What is asked:
Look through the material below. Copy every line with the string "object" in it.

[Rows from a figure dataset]
------------------------------------------------

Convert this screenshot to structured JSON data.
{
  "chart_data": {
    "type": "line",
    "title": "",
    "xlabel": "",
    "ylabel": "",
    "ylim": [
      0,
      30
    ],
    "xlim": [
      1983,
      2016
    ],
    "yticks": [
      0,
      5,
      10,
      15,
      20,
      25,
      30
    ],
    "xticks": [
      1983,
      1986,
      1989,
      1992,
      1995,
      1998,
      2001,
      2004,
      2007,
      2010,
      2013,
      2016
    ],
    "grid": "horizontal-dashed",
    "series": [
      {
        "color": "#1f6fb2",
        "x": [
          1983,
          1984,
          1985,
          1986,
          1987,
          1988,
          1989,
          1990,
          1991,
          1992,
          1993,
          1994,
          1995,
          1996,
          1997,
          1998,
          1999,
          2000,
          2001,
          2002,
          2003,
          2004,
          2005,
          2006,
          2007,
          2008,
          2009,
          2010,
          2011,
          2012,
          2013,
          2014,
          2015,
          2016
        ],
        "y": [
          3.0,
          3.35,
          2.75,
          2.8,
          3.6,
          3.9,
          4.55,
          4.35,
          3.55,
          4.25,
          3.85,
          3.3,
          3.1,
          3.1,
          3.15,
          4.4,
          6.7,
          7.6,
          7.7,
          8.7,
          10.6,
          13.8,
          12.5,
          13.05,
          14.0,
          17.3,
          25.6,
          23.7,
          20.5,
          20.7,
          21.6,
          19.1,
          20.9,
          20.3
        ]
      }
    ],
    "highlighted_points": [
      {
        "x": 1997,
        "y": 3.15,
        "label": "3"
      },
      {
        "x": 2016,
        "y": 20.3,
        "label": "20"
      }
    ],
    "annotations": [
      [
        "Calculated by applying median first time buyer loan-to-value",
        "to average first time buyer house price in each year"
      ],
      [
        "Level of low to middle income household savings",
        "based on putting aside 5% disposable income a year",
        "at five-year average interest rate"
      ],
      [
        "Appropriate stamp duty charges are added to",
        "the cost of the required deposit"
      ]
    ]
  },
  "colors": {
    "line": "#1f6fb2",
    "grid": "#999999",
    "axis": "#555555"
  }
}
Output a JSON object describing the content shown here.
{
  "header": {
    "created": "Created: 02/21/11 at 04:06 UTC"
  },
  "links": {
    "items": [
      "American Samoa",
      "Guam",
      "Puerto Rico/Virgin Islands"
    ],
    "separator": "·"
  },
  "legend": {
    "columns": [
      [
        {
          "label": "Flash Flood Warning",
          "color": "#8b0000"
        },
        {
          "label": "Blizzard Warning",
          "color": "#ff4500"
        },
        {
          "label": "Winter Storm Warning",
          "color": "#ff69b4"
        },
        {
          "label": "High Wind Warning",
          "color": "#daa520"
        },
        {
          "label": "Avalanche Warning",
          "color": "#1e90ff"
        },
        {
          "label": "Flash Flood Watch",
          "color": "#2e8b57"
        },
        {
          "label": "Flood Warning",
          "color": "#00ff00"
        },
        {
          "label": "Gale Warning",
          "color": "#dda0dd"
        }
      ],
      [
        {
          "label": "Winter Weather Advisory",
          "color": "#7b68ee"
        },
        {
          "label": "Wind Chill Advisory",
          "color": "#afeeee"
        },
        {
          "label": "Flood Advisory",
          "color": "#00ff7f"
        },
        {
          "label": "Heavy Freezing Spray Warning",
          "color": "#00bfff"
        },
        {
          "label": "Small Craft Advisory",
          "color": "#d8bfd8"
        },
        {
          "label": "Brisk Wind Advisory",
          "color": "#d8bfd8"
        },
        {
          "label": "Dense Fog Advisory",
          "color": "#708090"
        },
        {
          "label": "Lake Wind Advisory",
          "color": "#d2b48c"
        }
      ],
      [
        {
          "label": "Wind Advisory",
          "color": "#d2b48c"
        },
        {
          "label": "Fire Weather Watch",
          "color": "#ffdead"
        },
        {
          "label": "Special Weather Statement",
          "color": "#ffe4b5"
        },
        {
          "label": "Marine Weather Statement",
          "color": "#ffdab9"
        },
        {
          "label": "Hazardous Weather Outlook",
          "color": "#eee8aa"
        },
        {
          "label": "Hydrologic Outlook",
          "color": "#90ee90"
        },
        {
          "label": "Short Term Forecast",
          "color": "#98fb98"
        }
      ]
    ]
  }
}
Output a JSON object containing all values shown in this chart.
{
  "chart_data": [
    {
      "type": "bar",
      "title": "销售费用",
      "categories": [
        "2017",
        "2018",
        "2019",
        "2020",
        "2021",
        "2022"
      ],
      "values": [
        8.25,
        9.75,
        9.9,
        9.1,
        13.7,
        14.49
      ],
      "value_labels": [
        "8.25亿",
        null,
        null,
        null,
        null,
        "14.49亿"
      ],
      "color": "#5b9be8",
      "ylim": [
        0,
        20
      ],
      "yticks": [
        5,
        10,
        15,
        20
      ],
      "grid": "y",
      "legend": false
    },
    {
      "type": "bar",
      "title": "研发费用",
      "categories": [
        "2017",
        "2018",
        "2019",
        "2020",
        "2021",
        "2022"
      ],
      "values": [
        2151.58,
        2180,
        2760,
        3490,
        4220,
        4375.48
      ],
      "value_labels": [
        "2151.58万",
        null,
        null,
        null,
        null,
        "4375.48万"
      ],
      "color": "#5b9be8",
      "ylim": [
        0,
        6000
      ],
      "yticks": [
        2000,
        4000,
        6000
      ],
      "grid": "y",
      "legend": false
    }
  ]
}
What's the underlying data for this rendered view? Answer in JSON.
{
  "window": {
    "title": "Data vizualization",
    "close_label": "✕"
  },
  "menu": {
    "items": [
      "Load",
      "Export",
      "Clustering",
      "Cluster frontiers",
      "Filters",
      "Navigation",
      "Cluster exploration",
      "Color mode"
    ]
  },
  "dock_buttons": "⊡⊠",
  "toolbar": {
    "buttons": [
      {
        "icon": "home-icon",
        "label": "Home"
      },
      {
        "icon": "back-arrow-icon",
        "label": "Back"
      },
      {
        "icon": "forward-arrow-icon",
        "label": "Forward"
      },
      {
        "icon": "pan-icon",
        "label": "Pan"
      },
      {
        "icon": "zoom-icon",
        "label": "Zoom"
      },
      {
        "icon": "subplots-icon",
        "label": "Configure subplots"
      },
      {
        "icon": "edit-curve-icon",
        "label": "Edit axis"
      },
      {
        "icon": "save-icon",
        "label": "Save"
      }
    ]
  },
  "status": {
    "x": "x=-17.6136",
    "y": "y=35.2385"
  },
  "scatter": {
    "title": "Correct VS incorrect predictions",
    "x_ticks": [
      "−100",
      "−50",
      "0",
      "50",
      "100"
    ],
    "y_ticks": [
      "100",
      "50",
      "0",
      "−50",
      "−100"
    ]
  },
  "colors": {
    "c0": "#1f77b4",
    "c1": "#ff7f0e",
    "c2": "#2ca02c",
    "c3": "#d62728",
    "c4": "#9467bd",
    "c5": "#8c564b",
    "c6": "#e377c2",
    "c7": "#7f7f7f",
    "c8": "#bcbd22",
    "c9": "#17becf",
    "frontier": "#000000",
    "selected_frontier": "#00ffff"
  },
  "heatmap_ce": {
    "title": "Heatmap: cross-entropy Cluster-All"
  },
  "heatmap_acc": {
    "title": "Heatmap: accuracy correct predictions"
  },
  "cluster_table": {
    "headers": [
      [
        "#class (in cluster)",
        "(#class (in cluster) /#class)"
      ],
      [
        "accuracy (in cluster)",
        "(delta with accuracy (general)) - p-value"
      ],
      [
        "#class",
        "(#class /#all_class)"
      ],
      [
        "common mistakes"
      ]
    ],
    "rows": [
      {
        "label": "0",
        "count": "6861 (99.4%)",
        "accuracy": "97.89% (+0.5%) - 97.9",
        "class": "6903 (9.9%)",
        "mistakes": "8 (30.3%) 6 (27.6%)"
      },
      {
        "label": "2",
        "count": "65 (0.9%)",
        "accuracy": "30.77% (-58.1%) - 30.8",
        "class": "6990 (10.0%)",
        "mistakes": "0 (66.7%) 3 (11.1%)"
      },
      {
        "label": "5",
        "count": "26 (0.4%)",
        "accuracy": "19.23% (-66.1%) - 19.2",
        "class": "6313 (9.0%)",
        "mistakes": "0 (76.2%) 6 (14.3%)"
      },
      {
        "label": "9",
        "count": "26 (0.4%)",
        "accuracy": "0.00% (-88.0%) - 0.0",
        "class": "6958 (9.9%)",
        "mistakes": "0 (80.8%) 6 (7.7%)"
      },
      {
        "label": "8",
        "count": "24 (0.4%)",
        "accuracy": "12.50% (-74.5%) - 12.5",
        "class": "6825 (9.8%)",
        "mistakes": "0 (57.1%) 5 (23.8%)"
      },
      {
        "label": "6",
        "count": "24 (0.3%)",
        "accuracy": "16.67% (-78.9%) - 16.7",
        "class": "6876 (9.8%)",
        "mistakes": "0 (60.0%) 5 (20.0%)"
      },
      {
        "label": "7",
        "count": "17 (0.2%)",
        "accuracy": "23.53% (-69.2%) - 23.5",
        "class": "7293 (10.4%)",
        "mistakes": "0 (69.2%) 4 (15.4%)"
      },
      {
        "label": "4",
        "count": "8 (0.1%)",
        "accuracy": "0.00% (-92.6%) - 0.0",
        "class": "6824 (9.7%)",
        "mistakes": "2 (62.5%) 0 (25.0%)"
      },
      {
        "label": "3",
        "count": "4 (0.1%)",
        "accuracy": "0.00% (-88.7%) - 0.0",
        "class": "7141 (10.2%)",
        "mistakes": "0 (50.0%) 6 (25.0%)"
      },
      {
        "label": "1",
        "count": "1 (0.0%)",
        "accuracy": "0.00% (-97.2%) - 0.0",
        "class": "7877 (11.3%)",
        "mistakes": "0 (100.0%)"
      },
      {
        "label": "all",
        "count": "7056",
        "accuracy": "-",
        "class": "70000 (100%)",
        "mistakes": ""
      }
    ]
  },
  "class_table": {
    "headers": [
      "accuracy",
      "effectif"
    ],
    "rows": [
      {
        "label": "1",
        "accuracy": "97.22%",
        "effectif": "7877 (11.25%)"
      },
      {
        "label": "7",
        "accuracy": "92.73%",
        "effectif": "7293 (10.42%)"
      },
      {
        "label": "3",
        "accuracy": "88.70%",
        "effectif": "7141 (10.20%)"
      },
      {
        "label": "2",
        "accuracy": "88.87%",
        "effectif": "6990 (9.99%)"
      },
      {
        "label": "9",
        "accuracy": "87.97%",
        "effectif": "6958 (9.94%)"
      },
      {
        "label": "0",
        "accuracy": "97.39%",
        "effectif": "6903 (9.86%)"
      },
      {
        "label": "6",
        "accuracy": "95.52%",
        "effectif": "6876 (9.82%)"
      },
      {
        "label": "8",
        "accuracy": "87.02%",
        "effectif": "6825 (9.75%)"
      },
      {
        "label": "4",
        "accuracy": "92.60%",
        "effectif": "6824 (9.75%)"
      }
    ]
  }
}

------------------------------------------------

Task response:
Output a JSON object describing the content shown here.
Output a JSON object containing all values shown in this chart.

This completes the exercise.